WRITTEN PROBLEM:
Where a line holds the string "срока", return that line.

AVAILABLE DATA:

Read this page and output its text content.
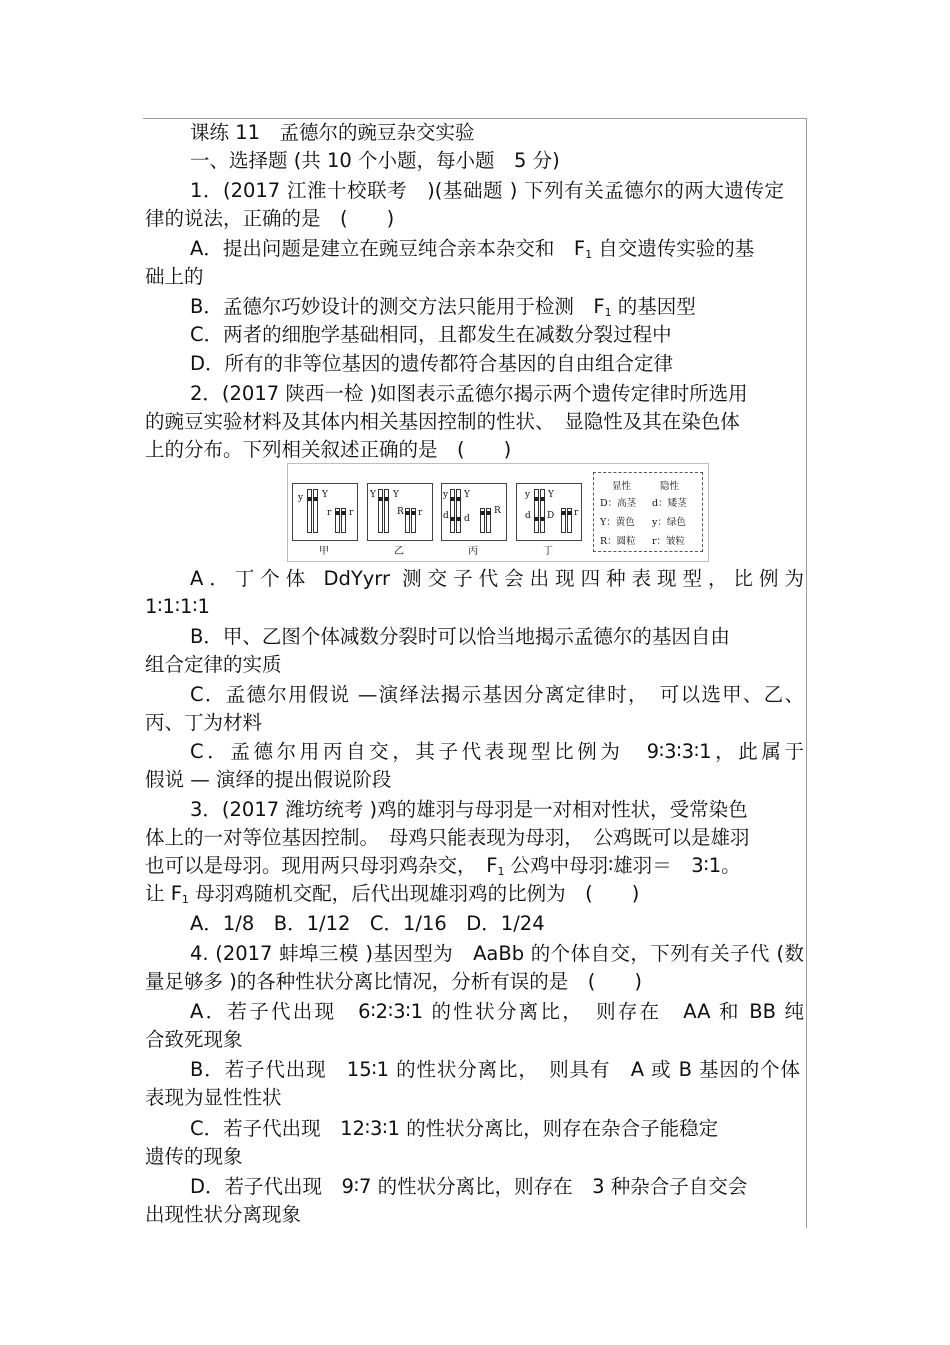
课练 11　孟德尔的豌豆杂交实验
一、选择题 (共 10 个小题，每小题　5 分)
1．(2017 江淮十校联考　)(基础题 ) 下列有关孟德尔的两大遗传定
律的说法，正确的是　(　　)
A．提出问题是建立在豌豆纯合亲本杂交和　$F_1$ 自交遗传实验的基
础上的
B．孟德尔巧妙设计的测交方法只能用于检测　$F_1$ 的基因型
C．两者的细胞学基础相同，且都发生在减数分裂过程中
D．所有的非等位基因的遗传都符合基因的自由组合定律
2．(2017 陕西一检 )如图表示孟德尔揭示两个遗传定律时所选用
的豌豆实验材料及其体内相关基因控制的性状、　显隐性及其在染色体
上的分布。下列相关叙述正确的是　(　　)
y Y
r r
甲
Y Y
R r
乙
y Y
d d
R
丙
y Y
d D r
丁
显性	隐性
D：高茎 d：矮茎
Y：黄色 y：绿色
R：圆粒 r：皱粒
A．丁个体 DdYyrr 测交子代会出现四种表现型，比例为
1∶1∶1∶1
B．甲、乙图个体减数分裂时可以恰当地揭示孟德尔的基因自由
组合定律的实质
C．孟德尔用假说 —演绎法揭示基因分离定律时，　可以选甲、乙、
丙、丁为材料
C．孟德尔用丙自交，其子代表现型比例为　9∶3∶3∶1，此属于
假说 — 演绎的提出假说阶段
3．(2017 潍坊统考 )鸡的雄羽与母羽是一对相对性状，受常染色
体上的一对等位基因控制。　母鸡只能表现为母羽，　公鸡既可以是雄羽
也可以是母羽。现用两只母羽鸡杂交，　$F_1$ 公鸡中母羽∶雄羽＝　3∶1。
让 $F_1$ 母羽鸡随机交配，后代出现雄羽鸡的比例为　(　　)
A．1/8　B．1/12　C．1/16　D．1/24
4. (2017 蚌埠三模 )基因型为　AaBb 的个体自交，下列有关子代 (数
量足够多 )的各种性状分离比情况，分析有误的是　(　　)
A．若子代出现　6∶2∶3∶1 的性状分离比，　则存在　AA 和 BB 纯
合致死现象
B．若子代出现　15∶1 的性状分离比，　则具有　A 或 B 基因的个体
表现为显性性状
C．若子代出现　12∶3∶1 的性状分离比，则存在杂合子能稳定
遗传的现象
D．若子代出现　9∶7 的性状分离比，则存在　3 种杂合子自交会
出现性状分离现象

...

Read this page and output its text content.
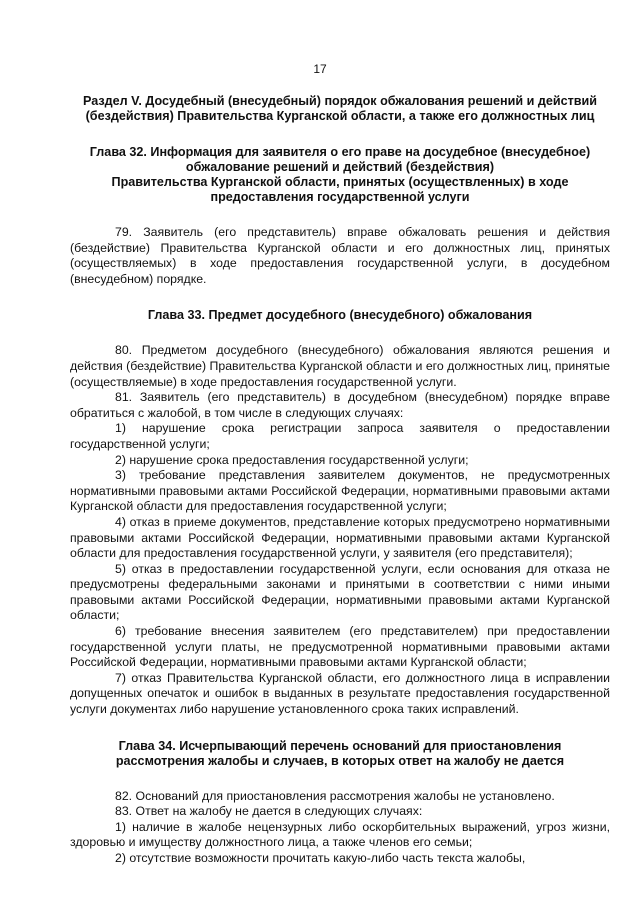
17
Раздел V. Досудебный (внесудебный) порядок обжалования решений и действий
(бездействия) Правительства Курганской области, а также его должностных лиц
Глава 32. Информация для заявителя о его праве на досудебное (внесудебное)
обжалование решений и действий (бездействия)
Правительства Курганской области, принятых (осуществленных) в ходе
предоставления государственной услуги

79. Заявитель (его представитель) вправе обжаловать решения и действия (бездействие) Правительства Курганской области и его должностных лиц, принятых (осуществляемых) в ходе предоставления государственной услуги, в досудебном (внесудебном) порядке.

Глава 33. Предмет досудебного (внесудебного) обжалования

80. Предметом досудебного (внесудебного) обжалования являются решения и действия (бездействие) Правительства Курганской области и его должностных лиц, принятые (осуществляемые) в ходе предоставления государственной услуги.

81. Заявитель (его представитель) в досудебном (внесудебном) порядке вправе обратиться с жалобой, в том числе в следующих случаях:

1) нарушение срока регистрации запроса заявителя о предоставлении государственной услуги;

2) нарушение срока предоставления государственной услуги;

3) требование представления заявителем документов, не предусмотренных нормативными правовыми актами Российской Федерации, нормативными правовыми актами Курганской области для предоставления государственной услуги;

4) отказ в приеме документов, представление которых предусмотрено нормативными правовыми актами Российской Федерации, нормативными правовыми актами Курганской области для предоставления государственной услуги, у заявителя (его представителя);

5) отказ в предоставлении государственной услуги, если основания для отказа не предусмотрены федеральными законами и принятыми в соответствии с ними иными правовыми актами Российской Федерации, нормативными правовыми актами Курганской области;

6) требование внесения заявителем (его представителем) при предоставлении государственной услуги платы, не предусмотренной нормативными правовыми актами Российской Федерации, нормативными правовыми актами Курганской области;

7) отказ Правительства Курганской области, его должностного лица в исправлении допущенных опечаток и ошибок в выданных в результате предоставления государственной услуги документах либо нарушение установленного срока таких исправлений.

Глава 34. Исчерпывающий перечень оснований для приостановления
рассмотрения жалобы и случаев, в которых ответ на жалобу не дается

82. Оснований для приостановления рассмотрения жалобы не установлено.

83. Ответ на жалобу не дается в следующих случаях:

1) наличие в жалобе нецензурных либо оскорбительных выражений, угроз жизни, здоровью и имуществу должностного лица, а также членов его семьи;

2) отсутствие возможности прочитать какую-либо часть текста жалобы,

WORKED ANSWER:
1) нарушение срока регистрации запроса заявителя о предоставлении государственной услуги;
2) нарушение срока предоставления государственной услуги;
7) отказ Правительства Курганской области, его должностного лица в исправлении допущенных опечаток и ошибок в выданных в результате предоставления государственной услуги документах либо нарушение установленного срока таких исправлений.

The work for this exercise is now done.